**What to do**
Give the lines from the start of the material through the line containing "slice-compound-seasoning [429,356,664,585]", both ends included, as a Markdown table with a Row column for the row number and a Line column for the line. Leave out any blank lines.

※

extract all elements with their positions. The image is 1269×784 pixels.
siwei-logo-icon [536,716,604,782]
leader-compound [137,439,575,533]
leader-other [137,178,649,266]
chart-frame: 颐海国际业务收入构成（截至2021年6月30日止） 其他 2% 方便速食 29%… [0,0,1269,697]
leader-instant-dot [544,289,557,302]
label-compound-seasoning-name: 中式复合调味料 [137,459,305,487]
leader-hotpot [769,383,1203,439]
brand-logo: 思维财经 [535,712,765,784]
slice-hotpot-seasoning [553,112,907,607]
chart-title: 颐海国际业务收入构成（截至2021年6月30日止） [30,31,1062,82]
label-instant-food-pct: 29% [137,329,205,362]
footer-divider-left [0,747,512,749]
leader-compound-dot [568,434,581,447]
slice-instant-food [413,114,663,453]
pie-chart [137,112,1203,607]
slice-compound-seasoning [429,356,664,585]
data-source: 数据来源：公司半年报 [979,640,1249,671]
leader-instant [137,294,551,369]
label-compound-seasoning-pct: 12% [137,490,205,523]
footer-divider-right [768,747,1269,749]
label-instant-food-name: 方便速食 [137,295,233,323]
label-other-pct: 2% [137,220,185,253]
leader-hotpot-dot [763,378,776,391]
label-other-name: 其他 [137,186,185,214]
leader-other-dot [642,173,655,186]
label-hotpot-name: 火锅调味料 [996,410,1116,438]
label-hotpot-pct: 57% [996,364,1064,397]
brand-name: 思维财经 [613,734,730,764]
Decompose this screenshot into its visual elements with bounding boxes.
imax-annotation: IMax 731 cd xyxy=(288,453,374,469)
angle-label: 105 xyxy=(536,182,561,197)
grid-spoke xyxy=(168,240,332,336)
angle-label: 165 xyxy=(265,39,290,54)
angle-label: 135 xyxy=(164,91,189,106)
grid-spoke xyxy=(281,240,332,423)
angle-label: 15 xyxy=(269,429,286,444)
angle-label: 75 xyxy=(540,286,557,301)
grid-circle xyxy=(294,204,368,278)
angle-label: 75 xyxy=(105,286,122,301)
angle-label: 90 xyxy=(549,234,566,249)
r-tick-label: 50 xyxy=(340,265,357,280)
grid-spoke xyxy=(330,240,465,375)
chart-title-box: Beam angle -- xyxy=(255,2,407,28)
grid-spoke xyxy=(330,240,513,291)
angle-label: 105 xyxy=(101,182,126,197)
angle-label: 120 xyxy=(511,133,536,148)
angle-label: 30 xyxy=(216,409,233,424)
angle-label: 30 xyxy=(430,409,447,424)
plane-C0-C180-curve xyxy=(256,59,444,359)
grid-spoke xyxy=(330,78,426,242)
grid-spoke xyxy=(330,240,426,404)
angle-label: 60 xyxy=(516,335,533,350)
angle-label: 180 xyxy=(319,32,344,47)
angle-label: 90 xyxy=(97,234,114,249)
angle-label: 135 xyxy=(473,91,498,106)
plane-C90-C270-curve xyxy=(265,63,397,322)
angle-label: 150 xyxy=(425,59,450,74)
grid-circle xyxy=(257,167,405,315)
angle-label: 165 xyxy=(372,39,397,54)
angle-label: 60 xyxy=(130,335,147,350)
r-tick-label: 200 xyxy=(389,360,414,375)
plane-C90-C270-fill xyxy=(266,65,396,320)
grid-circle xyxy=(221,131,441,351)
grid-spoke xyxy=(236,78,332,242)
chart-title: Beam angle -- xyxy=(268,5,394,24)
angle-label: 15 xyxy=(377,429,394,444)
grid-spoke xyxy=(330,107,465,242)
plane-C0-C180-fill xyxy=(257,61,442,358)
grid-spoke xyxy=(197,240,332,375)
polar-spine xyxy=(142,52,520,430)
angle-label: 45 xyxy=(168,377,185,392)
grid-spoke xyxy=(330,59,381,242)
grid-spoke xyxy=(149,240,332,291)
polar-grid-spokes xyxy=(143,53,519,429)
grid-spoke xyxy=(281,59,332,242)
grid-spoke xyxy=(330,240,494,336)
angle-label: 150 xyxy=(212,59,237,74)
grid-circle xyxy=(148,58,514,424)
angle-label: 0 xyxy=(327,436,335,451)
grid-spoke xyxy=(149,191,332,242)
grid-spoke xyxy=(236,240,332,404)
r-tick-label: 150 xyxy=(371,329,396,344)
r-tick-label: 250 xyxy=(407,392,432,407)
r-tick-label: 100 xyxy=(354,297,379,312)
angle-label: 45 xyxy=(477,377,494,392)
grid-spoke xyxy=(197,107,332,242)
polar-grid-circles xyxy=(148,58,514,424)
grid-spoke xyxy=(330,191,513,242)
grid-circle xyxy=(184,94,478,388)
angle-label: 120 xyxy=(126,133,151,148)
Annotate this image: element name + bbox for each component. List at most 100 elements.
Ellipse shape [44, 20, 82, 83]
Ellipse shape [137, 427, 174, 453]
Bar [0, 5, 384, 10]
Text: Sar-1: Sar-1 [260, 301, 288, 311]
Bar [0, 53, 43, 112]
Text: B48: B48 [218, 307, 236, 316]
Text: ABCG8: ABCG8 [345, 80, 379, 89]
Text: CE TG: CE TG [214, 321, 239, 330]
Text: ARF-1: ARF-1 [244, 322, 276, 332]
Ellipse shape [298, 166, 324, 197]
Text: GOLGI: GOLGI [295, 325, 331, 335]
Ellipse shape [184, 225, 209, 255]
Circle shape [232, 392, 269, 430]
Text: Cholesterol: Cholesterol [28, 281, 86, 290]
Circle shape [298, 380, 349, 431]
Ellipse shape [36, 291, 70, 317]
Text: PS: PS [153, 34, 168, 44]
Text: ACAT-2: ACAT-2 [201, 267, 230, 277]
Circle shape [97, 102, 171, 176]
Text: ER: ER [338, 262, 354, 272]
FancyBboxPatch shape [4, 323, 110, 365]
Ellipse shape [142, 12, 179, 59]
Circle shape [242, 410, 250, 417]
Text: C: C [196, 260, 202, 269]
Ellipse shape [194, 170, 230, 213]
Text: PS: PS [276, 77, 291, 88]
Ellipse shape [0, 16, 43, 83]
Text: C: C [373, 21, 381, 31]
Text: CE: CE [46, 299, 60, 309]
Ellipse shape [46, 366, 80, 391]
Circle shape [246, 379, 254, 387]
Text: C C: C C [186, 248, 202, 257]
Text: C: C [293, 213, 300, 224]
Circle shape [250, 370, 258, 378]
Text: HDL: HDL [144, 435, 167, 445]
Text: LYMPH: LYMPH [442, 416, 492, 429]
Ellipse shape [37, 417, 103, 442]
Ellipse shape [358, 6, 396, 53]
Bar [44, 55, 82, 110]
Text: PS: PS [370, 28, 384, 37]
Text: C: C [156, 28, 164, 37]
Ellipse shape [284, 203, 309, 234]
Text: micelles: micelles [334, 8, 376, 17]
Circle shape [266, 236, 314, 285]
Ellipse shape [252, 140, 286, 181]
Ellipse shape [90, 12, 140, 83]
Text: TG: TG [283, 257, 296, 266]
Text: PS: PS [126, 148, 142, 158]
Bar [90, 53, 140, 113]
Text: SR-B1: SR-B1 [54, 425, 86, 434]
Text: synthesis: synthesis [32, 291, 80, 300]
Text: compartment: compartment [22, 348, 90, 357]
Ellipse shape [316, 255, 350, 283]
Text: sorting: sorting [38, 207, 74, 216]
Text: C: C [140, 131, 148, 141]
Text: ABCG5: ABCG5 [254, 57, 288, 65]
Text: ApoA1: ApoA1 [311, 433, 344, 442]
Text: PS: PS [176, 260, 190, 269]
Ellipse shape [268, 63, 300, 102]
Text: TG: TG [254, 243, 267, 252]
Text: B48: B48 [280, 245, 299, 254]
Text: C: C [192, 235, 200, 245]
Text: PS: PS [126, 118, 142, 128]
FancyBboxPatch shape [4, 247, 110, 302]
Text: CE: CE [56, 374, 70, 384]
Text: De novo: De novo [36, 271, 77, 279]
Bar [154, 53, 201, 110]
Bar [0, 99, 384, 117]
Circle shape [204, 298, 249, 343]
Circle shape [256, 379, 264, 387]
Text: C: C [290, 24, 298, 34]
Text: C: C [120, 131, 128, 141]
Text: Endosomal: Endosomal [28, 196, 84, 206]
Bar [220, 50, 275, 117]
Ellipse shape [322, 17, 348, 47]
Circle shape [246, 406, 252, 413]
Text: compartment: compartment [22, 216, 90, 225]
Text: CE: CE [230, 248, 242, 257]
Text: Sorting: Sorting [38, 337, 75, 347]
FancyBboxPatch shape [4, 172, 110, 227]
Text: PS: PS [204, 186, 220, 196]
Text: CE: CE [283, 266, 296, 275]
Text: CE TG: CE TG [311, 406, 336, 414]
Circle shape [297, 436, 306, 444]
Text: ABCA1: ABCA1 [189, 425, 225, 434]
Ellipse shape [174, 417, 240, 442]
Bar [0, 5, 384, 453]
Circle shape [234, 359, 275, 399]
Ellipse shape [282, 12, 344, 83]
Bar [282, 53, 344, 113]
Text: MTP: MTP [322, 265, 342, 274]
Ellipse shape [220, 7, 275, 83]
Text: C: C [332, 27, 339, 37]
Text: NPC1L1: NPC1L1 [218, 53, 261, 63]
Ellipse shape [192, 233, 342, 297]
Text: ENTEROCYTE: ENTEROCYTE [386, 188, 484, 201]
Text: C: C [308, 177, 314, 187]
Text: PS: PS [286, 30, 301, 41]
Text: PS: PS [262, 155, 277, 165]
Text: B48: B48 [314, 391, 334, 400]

※

**Finished exercise**
| Row | Line |
|---|---|
| 1 | extract all elements with their positions. The image is 1269×784 pixels. |
| 2 | siwei-logo-icon [536,716,604,782] |
| 3 | leader-compound [137,439,575,533] |
| 4 | leader-other [137,178,649,266] |
| 5 | chart-frame: 颐海国际业务收入构成（截至2021年6月30日止） 其他 2% 方便速食 29%… [0,0,1269,697] |
| 6 | leader-instant-dot [544,289,557,302] |
| 7 | label-compound-seasoning-name: 中式复合调味料 [137,459,305,487] |
| 8 | leader-hotpot [769,383,1203,439] |
| 9 | brand-logo: 思维财经 [535,712,765,784] |
| 10 | slice-hotpot-seasoning [553,112,907,607] |
| 11 | chart-title: 颐海国际业务收入构成（截至2021年6月30日止） [30,31,1062,82] |
| 12 | label-instant-food-pct: 29% [137,329,205,362] |
| 13 | footer-divider-left [0,747,512,749] |
| 14 | leader-compound-dot [568,434,581,447] |
| 15 | slice-instant-food [413,114,663,453] |
| 16 | pie-chart [137,112,1203,607] |
| 17 | slice-compound-seasoning [429,356,664,585] |